### Stored records
+ + + + + + +

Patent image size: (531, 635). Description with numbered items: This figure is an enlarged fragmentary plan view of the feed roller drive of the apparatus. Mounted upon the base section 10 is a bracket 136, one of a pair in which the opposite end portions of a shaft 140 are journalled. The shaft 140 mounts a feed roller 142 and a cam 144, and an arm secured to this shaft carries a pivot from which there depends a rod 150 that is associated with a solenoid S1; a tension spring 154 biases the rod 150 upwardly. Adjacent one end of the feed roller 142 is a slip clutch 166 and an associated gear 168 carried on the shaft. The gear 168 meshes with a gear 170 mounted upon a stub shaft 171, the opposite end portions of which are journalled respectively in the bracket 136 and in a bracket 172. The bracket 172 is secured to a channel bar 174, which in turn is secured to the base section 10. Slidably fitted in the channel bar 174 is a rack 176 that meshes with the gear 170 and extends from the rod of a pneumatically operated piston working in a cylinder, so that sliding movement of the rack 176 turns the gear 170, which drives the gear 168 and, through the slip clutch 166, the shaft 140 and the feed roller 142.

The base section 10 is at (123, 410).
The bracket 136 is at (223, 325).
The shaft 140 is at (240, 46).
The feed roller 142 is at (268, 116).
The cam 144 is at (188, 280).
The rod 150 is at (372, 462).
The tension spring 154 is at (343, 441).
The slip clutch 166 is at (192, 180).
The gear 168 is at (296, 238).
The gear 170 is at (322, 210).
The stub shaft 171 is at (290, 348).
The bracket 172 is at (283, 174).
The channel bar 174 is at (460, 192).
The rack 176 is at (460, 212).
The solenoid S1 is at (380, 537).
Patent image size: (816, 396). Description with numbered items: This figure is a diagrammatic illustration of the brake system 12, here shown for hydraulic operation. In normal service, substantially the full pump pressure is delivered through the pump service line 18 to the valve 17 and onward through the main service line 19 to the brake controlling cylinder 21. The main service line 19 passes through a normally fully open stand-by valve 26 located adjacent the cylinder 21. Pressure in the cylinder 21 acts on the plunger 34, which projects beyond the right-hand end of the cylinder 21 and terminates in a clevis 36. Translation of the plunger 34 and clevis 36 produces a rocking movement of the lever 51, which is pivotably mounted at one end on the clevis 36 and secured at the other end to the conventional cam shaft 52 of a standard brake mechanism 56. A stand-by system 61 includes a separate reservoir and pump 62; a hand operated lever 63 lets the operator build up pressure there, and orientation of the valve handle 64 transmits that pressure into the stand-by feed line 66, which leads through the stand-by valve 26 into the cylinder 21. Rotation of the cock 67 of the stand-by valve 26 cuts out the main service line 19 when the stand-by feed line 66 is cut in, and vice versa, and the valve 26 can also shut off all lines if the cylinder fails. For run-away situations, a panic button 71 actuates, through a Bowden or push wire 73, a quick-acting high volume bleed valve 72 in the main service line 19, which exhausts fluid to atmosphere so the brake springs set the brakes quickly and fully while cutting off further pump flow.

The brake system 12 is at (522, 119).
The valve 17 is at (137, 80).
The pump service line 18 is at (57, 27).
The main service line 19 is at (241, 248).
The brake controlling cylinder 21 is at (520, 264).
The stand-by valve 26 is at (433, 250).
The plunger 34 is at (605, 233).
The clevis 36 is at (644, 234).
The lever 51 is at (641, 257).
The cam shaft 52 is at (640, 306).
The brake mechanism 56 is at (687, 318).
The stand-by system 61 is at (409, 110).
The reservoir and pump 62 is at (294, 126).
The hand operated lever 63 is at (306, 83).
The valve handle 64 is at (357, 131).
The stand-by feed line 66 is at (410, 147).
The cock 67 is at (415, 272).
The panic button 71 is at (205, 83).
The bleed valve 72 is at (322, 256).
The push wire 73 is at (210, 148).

+ + + + + + +

### Task goal
Please reproduce all of the material above, switching "Patent image size" to "Figure dimensions" everywhere it appears and leaving every other word unchanged.

### Answer to the task
Figure dimensions: (531, 635). Description with numbered items: This figure is an enlarged fragmentary plan view of the feed roller drive of the apparatus. Mounted upon the base section 10 is a bracket 136, one of a pair in which the opposite end portions of a shaft 140 are journalled. The shaft 140 mounts a feed roller 142 and a cam 144, and an arm secured to this shaft carries a pivot from which there depends a rod 150 that is associated with a solenoid S1; a tension spring 154 biases the rod 150 upwardly. Adjacent one end of the feed roller 142 is a slip clutch 166 and an associated gear 168 carried on the shaft. The gear 168 meshes with a gear 170 mounted upon a stub shaft 171, the opposite end portions of which are journalled respectively in the bracket 136 and in a bracket 172. The bracket 172 is secured to a channel bar 174, which in turn is secured to the base section 10. Slidably fitted in the channel bar 174 is a rack 176 that meshes with the gear 170 and extends from the rod of a pneumatically operated piston working in a cylinder, so that sliding movement of the rack 176 turns the gear 170, which drives the gear 168 and, through the slip clutch 166, the shaft 140 and the feed roller 142.

The base section 10 is at (123, 410).
The bracket 136 is at (223, 325).
The shaft 140 is at (240, 46).
The feed roller 142 is at (268, 116).
The cam 144 is at (188, 280).
The rod 150 is at (372, 462).
The tension spring 154 is at (343, 441).
The slip clutch 166 is at (192, 180).
The gear 168 is at (296, 238).
The gear 170 is at (322, 210).
The stub shaft 171 is at (290, 348).
The bracket 172 is at (283, 174).
The channel bar 174 is at (460, 192).
The rack 176 is at (460, 212).
The solenoid S1 is at (380, 537).
Figure dimensions: (816, 396). Description with numbered items: This figure is a diagrammatic illustration of the brake system 12, here shown for hydraulic operation. In normal service, substantially the full pump pressure is delivered through the pump service line 18 to the valve 17 and onward through the main service line 19 to the brake controlling cylinder 21. The main service line 19 passes through a normally fully open stand-by valve 26 located adjacent the cylinder 21. Pressure in the cylinder 21 acts on the plunger 34, which projects beyond the right-hand end of the cylinder 21 and terminates in a clevis 36. Translation of the plunger 34 and clevis 36 produces a rocking movement of the lever 51, which is pivotably mounted at one end on the clevis 36 and secured at the other end to the conventional cam shaft 52 of a standard brake mechanism 56. A stand-by system 61 includes a separate reservoir and pump 62; a hand operated lever 63 lets the operator build up pressure there, and orientation of the valve handle 64 transmits that pressure into the stand-by feed line 66, which leads through the stand-by valve 26 into the cylinder 21. Rotation of the cock 67 of the stand-by valve 26 cuts out the main service line 19 when the stand-by feed line 66 is cut in, and vice versa, and the valve 26 can also shut off all lines if the cylinder fails. For run-away situations, a panic button 71 actuates, through a Bowden or push wire 73, a quick-acting high volume bleed valve 72 in the main service line 19, which exhausts fluid to atmosphere so the brake springs set the brakes quickly and fully while cutting off further pump flow.

The brake system 12 is at (522, 119).
The valve 17 is at (137, 80).
The pump service line 18 is at (57, 27).
The main service line 19 is at (241, 248).
The brake controlling cylinder 21 is at (520, 264).
The stand-by valve 26 is at (433, 250).
The plunger 34 is at (605, 233).
The clevis 36 is at (644, 234).
The lever 51 is at (641, 257).
The cam shaft 52 is at (640, 306).
The brake mechanism 56 is at (687, 318).
The stand-by system 61 is at (409, 110).
The reservoir and pump 62 is at (294, 126).
The hand operated lever 63 is at (306, 83).
The valve handle 64 is at (357, 131).
The stand-by feed line 66 is at (410, 147).
The cock 67 is at (415, 272).
The panic button 71 is at (205, 83).
The bleed valve 72 is at (322, 256).
The push wire 73 is at (210, 148).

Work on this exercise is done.